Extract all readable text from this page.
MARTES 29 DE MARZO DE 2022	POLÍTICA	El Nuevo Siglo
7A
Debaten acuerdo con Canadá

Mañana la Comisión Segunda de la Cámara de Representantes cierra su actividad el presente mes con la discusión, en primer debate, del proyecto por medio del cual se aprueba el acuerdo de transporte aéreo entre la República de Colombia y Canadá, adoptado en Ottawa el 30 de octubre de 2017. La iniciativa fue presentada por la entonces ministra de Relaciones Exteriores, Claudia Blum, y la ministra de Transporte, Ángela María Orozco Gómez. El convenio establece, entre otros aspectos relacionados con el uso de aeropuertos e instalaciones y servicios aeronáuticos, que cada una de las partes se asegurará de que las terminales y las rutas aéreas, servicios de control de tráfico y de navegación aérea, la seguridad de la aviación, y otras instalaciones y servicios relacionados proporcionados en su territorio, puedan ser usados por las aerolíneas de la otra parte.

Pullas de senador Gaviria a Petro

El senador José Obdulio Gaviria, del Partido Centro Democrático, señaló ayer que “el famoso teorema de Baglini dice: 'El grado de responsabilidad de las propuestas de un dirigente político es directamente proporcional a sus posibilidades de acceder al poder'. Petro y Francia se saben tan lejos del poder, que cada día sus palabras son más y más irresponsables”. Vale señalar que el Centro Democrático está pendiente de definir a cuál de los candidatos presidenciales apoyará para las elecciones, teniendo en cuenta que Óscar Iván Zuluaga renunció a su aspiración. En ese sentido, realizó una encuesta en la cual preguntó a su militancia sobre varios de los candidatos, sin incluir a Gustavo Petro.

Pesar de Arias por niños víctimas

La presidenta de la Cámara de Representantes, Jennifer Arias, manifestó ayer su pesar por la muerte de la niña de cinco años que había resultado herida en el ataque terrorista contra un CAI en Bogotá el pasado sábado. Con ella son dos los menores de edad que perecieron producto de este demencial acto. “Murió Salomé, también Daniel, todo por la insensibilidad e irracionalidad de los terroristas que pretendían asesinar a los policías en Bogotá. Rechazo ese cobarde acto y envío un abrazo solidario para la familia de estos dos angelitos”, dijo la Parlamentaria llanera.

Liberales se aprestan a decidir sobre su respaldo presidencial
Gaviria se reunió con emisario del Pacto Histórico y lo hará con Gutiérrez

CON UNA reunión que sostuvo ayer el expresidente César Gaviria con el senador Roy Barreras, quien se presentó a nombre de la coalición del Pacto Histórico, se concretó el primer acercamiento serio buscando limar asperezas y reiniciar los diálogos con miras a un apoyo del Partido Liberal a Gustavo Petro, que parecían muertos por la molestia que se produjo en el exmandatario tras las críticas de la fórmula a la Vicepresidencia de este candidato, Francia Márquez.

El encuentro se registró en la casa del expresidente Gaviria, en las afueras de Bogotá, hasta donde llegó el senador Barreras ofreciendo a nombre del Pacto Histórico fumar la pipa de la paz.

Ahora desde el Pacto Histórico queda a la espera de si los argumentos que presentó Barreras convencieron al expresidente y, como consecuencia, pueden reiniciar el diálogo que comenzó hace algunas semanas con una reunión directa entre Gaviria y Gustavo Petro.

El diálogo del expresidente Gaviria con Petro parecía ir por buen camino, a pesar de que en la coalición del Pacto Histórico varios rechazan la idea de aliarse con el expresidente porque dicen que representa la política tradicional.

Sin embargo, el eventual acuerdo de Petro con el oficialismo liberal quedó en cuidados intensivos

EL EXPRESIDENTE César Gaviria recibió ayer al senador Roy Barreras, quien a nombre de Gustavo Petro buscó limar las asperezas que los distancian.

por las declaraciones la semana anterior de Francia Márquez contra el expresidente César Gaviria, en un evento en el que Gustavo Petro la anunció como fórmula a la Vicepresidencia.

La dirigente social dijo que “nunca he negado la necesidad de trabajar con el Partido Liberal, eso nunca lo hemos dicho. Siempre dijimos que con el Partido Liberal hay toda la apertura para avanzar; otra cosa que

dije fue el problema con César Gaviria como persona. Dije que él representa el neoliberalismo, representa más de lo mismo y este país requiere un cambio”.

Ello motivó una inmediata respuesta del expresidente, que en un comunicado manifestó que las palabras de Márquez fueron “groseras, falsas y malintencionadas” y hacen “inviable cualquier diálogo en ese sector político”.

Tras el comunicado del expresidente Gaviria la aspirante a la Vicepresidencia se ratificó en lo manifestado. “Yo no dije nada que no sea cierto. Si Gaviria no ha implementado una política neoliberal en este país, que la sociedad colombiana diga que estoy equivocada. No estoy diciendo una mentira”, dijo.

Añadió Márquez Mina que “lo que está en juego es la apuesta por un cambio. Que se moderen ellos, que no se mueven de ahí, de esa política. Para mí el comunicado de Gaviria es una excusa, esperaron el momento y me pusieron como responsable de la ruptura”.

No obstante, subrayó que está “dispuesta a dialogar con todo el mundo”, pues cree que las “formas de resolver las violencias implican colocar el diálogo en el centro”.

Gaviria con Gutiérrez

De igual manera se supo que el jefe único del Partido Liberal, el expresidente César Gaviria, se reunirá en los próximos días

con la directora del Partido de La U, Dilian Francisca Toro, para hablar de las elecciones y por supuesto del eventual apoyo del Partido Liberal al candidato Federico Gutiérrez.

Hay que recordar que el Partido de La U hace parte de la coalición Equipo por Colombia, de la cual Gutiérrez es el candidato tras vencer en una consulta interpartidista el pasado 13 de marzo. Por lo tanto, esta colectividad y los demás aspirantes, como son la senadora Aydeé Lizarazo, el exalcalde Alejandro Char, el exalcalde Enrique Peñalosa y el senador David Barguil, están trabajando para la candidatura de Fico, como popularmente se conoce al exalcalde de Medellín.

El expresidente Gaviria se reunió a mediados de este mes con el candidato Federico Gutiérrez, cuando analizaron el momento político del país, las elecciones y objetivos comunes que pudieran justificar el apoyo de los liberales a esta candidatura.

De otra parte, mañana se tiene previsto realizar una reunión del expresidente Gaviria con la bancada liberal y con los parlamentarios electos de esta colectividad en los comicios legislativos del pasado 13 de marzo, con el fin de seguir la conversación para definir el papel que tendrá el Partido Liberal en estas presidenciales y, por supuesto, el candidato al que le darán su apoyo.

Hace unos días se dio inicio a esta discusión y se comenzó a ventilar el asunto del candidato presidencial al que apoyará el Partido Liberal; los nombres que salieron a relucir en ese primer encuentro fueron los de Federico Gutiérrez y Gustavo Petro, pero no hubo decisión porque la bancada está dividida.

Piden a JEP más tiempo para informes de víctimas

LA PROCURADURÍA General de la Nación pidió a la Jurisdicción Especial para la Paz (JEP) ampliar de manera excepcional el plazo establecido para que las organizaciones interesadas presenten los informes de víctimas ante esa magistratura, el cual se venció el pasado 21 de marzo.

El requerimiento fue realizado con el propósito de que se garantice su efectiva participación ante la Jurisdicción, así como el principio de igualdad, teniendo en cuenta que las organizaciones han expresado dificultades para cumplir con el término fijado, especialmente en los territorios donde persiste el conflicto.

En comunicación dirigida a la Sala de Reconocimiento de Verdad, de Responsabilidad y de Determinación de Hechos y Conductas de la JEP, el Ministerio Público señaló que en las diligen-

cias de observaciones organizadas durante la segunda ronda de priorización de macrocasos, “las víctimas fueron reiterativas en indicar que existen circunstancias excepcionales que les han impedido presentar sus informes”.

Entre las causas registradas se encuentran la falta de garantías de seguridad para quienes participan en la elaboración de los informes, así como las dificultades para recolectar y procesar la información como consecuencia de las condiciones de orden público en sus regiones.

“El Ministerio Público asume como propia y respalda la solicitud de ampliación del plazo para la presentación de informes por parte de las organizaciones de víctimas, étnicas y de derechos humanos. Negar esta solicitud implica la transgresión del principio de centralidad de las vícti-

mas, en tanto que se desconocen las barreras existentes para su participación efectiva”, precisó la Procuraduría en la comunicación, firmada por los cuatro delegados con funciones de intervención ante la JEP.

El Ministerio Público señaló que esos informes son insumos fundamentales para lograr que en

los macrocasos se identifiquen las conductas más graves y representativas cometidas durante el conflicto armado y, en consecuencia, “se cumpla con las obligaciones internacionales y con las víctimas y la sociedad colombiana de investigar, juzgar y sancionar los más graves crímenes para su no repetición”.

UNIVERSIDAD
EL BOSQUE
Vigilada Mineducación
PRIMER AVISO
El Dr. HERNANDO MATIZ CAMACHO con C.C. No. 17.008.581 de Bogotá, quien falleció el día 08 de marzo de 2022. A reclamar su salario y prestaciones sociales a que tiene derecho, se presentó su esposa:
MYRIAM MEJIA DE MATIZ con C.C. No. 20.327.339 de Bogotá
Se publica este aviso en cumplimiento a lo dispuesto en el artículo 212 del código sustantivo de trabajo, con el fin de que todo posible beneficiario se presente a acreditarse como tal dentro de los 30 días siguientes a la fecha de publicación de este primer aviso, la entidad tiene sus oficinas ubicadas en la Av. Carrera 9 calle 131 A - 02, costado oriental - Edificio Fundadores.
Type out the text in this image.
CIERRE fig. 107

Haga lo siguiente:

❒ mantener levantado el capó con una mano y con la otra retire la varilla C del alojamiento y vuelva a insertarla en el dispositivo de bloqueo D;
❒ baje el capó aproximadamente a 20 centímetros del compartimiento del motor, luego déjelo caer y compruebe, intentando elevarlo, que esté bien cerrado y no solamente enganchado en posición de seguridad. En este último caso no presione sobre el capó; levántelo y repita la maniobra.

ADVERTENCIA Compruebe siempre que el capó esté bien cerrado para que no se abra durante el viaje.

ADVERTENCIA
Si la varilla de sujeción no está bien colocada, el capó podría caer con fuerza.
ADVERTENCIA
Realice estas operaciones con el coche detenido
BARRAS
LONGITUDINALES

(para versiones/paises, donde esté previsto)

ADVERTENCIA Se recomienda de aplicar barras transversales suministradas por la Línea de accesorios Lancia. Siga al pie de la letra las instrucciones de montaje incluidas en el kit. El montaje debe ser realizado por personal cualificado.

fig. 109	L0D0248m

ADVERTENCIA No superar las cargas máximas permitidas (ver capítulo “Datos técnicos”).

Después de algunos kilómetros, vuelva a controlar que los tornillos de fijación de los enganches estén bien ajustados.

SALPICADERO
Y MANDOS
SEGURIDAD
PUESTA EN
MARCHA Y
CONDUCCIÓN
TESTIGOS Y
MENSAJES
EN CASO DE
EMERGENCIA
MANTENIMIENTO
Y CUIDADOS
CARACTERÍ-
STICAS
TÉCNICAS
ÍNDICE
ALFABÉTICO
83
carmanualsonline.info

# # # # #

#### What you will do
Give only the number of lines in the material above that hold the word "eventual".

#### Task output
2